## TASK INPUTS
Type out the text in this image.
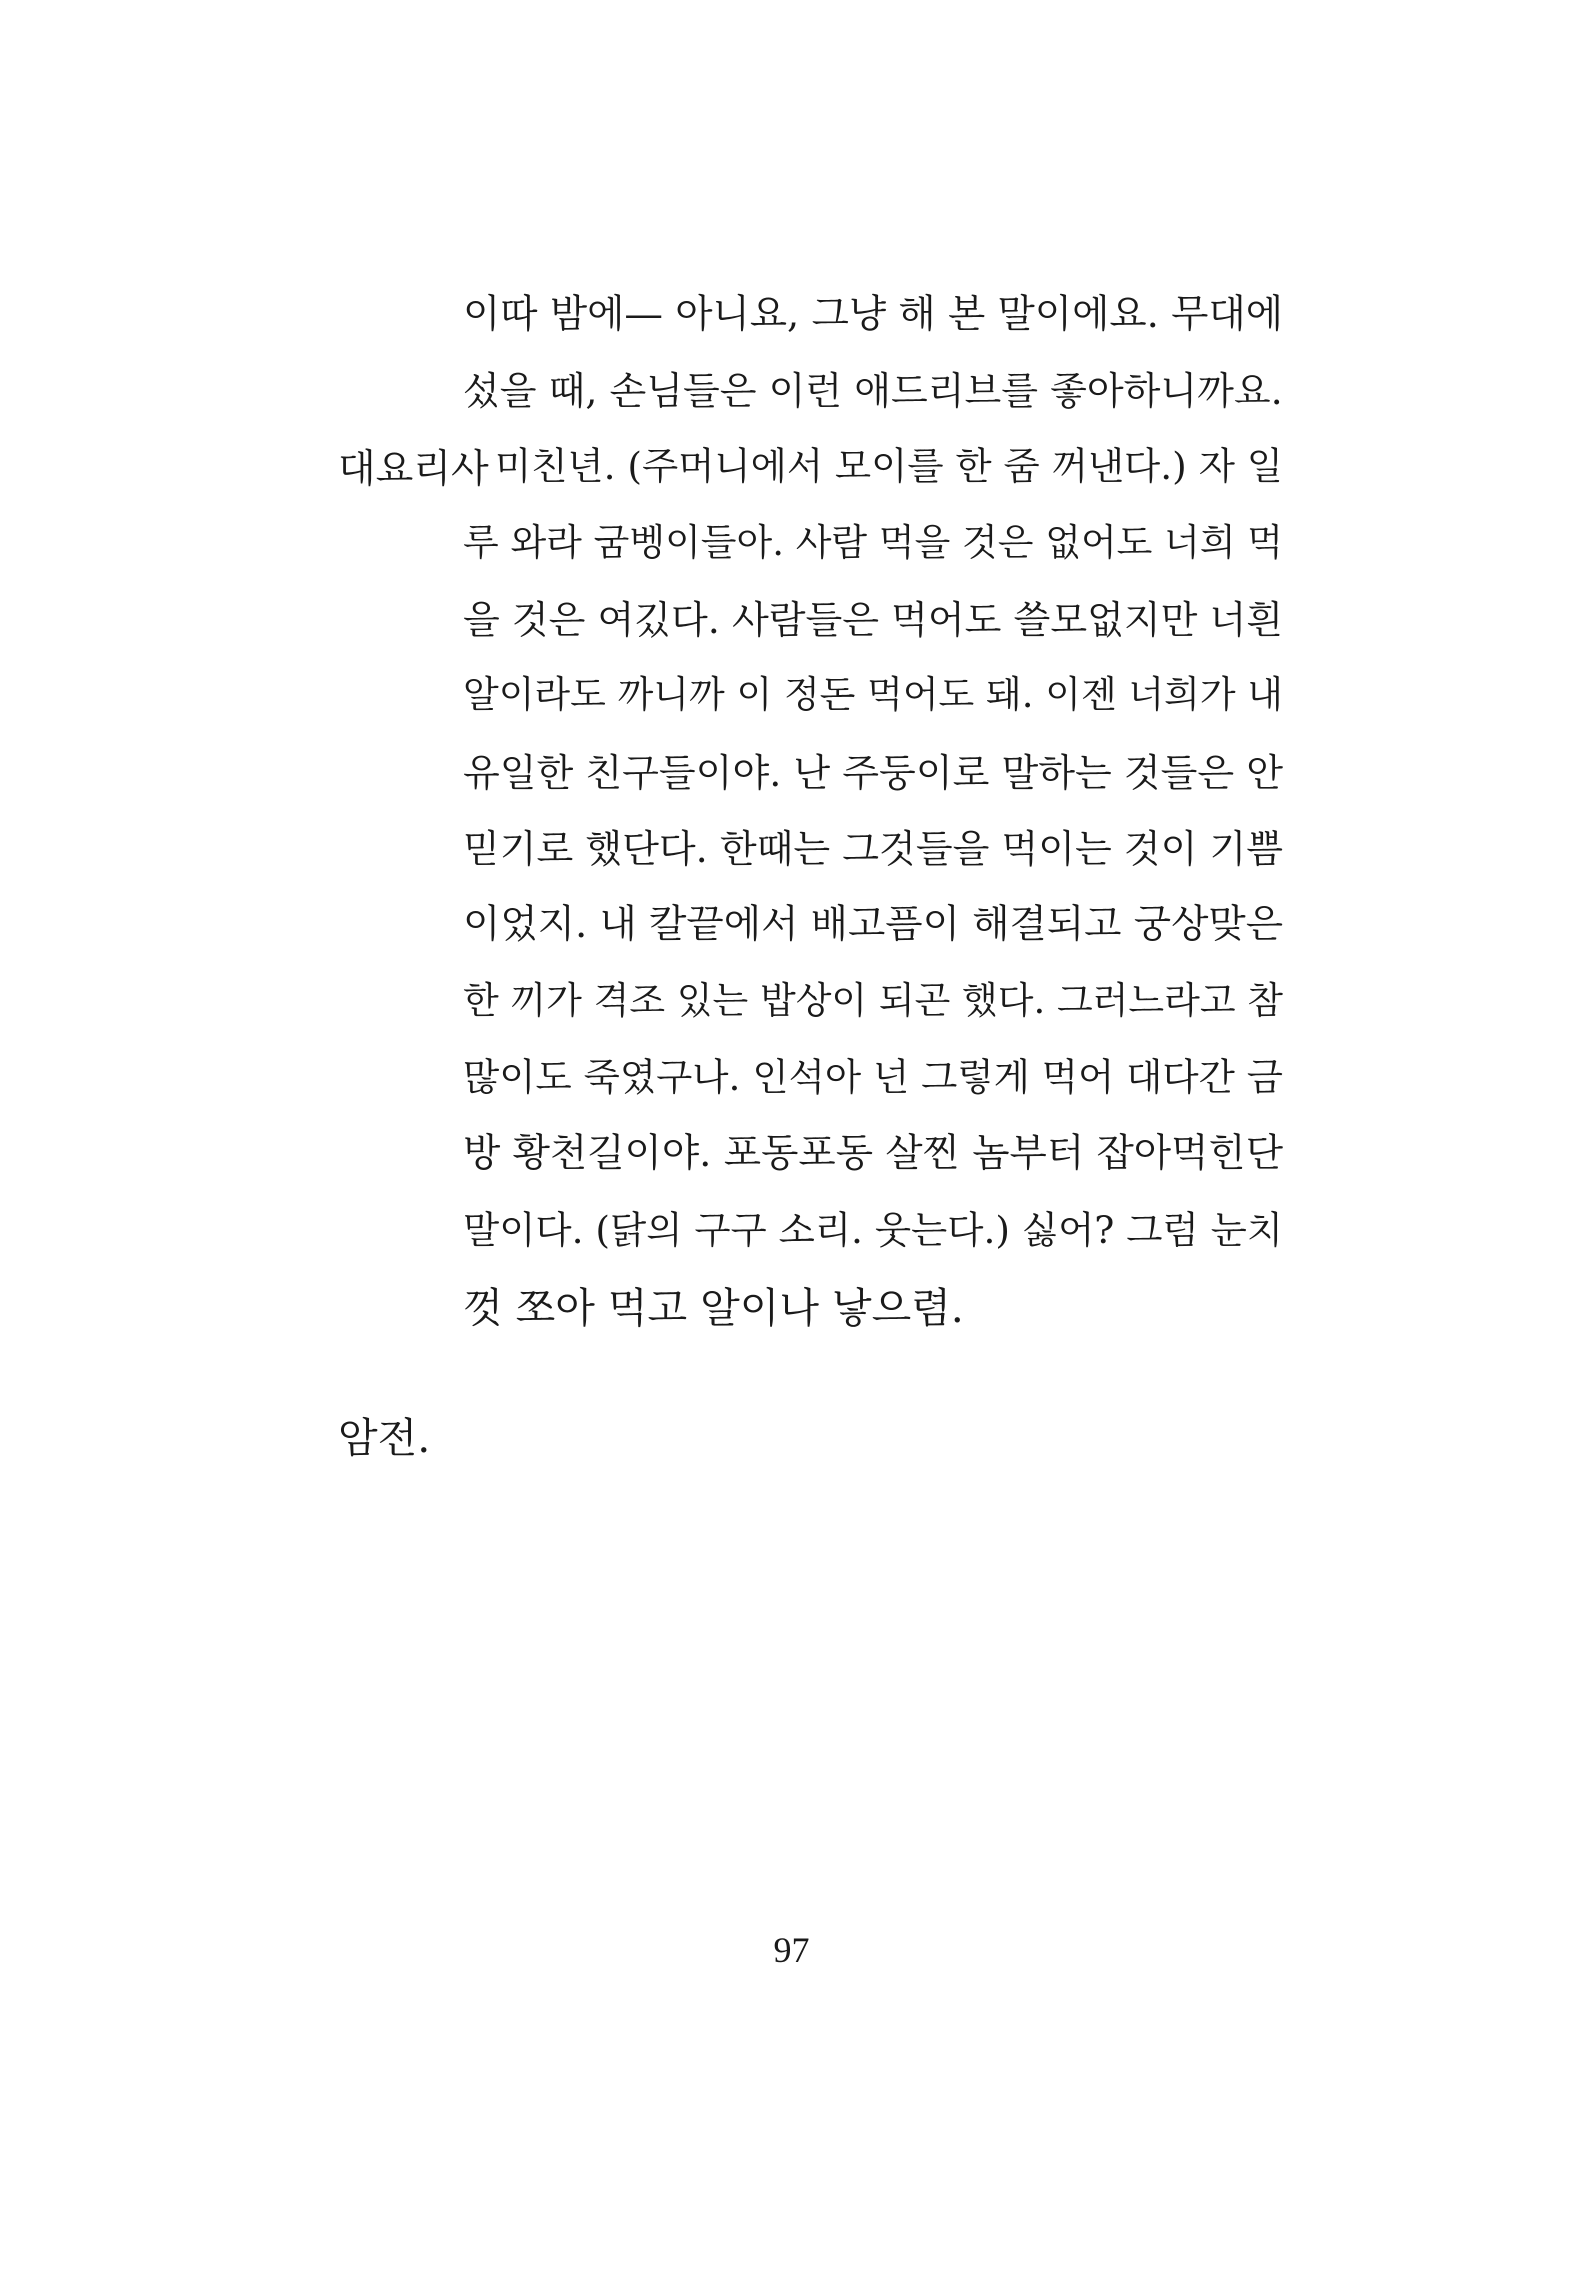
이따 밤에— 아니요, 그냥 해 본 말이에요. 무대에
섰을 때, 손님들은 이런 애드리브를 좋아하니까요.
대요리사 미친년. (주머니에서 모이를 한 줌 꺼낸다.) 자 일
루 와라 굼벵이들아. 사람 먹을 것은 없어도 너희 먹
을 것은 여깄다. 사람들은 먹어도 쓸모없지만 너흰
알이라도 까니까 이 정돈 먹어도 돼. 이젠 너희가 내
유일한 친구들이야. 난 주둥이로 말하는 것들은 안
믿기로 했단다. 한때는 그것들을 먹이는 것이 기쁨
이었지. 내 칼끝에서 배고픔이 해결되고 궁상맞은
한 끼가 격조 있는 밥상이 되곤 했다. 그러느라고 참
많이도 죽였구나. 인석아 넌 그렇게 먹어 대다간 금
방 황천길이야. 포동포동 살찐 놈부터 잡아먹힌단
말이다. (닭의 구구 소리. 웃는다.) 싫어? 그럼 눈치
껏 쪼아 먹고 알이나 낳으렴.
암전.
97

## YOUR INSTRUCTIONS
Write the full listing out again with every line unchanged, but include no pictures.

## CORRECT ANSWER
Type out the text in this image.
이따 밤에— 아니요, 그냥 해 본 말이에요. 무대에
섰을 때, 손님들은 이런 애드리브를 좋아하니까요.
대요리사 미친년. (주머니에서 모이를 한 줌 꺼낸다.) 자 일
루 와라 굼벵이들아. 사람 먹을 것은 없어도 너희 먹
을 것은 여깄다. 사람들은 먹어도 쓸모없지만 너흰
알이라도 까니까 이 정돈 먹어도 돼. 이젠 너희가 내
유일한 친구들이야. 난 주둥이로 말하는 것들은 안
믿기로 했단다. 한때는 그것들을 먹이는 것이 기쁨
이었지. 내 칼끝에서 배고픔이 해결되고 궁상맞은
한 끼가 격조 있는 밥상이 되곤 했다. 그러느라고 참
많이도 죽였구나. 인석아 넌 그렇게 먹어 대다간 금
방 황천길이야. 포동포동 살찐 놈부터 잡아먹힌단
말이다. (닭의 구구 소리. 웃는다.) 싫어? 그럼 눈치
껏 쪼아 먹고 알이나 낳으렴.
암전.
97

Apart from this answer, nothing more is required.